Lane Ends, Merge Left

2021 felt like it would be the year I would have to accept a “new normal.” Instead it felt as if my path fractured into several different directions, different spaces, different timelines. While it seems paradoxical to even imagine something like this happening it seems to be one of the possibilities that makes the most sense to me. With “new normals” I’d still have to keep moving anyway, maybe more strategically, even if that movement would involve moving in different directions simultaneously. Wouldn’t be such a bad thing since most of these trajectories would inevitably lead me to the same place. What place? A stable art career? A stable income? Success?

My practice has been more patient, more reflective, and less contingent upon my changing views of what success is. In addition to my evolving body of work I’m also envisioning the change my mindset is undergoing –that perhaps this moment now, this specific trajectory leading me to who-knows-where, is already success; that somehow undertaking this journey is the marker. Do I have goals and milestones to which this work helps me aspire? Absolutely, and I can count those as wins and opportunities for growth, for learning. But the same must also be true for what I may feel are losses.

All throughout 2021 I vended work at events consistently. Consistently enough to make me think, “Okay, I don’t want to vend anymore but I still need to make this money somehow.” Designer Con at the Anaheim Convention Center was the last big vending gig. When I did Pancakes and Booze a few weeks after in Los Angeles and sold an original I thought, “Okay, let’s manifest more feelings like this.” And that’s actually one of the affirmations I’m bringing into the new year –I feel more things like happiness and joy and I think less. Less attachment still, even less expectation. But excited, all the time, for the path, the process, the journey. Just existing on the frequency at which I imagine the things I desire are vibrating. Imagining, creating.

» **Assignment 1**: Reproduce the passage of the essay about 2021 starting with "My practice has" and going on through "feel are losses.".
» **Assignment 2**: Pick up the essay about 2021 after its last sentence and write the continuation.

Structured page parsing data:
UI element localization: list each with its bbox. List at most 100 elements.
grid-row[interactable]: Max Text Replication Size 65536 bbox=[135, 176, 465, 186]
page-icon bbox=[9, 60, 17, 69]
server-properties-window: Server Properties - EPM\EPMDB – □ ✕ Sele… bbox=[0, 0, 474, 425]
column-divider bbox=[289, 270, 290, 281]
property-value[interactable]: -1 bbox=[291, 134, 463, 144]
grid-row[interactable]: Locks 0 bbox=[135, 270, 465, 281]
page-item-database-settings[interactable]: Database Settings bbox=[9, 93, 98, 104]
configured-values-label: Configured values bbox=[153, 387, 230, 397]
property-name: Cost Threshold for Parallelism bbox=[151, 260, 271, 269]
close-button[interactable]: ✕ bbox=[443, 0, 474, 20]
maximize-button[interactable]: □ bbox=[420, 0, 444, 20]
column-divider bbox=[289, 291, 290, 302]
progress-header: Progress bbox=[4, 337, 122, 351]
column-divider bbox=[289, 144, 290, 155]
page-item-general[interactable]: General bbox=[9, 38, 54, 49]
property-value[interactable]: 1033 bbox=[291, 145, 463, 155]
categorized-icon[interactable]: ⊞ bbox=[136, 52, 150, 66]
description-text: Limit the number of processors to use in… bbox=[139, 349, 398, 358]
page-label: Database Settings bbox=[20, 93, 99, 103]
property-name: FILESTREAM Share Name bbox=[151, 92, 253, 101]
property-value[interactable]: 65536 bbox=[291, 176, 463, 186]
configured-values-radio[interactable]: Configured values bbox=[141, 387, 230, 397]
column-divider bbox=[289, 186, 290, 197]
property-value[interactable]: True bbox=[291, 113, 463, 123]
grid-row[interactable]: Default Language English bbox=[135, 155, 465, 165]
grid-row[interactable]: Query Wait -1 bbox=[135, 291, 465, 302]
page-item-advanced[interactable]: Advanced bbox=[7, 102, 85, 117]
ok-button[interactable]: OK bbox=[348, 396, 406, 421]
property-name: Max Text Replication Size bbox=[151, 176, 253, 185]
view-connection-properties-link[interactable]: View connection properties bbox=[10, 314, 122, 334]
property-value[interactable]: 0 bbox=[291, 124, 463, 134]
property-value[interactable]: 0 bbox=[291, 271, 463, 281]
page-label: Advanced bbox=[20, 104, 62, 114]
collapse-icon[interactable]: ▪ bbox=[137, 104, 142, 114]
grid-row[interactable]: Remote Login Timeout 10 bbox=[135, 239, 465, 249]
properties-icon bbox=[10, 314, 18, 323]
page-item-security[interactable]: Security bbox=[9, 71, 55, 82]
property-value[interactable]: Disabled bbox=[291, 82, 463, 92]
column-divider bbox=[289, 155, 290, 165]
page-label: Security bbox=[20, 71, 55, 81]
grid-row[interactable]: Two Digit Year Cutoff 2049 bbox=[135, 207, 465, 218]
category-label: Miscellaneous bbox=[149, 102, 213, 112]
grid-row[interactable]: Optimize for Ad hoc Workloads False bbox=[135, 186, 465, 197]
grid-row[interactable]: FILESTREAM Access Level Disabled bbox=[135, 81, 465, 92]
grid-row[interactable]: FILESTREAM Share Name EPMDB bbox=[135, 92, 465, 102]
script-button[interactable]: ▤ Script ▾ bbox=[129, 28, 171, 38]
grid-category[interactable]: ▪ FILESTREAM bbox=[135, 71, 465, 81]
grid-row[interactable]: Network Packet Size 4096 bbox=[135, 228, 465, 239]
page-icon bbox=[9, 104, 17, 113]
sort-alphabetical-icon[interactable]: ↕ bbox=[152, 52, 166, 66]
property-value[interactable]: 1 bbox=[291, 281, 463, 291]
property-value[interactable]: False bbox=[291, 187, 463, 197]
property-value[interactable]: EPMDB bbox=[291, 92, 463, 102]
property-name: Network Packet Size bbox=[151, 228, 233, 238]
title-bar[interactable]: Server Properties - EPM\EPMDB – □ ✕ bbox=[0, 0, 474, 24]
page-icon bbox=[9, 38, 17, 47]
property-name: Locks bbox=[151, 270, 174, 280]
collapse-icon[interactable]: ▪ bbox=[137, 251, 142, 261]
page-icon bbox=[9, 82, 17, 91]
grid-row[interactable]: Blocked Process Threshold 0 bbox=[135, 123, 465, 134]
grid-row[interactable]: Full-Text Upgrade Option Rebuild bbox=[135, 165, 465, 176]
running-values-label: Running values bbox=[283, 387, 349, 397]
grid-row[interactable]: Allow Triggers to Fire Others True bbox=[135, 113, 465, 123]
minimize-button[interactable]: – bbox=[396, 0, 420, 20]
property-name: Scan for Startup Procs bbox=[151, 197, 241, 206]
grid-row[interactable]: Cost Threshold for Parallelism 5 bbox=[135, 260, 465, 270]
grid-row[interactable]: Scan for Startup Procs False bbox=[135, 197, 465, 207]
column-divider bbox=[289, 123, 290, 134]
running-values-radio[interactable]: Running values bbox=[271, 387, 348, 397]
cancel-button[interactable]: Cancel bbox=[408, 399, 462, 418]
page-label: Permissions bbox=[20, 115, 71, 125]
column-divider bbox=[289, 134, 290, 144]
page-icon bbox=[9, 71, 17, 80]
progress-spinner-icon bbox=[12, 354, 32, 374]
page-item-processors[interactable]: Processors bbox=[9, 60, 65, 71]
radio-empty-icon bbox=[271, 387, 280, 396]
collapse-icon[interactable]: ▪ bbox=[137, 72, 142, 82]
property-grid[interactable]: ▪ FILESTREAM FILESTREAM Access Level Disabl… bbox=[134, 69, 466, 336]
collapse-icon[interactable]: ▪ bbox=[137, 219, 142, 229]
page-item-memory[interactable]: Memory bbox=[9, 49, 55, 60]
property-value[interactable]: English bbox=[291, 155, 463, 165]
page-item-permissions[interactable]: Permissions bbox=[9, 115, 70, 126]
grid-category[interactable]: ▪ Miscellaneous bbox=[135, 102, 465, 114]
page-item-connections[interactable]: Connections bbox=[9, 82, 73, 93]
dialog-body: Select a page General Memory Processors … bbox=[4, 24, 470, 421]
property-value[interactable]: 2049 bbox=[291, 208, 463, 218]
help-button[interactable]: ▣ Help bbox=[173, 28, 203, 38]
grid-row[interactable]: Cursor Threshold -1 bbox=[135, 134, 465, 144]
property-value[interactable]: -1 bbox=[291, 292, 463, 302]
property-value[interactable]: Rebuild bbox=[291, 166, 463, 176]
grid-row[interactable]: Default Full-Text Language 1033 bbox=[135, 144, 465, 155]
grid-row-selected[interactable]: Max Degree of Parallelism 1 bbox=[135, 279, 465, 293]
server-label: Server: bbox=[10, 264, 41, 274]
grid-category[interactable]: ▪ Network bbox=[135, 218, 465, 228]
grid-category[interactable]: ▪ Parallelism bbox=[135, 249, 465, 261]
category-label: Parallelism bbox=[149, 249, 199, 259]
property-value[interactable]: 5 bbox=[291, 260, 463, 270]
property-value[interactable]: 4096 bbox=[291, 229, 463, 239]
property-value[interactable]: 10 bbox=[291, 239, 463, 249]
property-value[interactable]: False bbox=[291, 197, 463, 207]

» **Expected output 1**:
My practice has been more patient, more reflective, and less contingent upon my changing views of what success is. In addition to my evolving body of work I’m also envisioning the change my mindset is undergoing –that perhaps this moment now, this specific trajectory leading me to who-knows-where, is already success; that somehow undertaking this journey is the marker. Do I have goals and milestones to which this work helps me aspire? Absolutely, and I can count those as wins and opportunities for growth, for learning. But the same must also be true for what I may feel are losses.

» **Expected output 2**:
Sometimes a few consecutive winter days can throw a wrench in these plans. But even that has to be okay, the traveling of these emotions on a spectrum as just an experience, nothing we have to attach ourselves to or worry about. Just observe, garner wisdom if possible. When I observe these tensions as passersby, coming and going, my fingers feel less shaky when I’m creating. My mind has more space to imagine these same renderings on sheets of watercolor paper also existing as my full body being utilized to paint a giant wall, a building or two, or an alley, perhaps.

I think this multiplicity of reality we’re all experiencing right now can be utilized best by artists, –to merge whatever realities necessary to interpret these experiences in a manner we see fit. I think that’s the new normal, lettings ideas run and play untethered to any specific location, time, or trajectory. That’s probably why so much of my work, from my earlier abstract pieces to my now more surreal explorations, are so closely tied to themes of time, space, and line –because I consider myself a time traveler, combing through aging journals to commune with past versions of myself, all artists at different stages of growth, to garner whatever wisdom I can. I carry them back and let them affect my work, even if only emotionally, tickled by the idea that something I thought of so long ago has found itself safe in my hands again.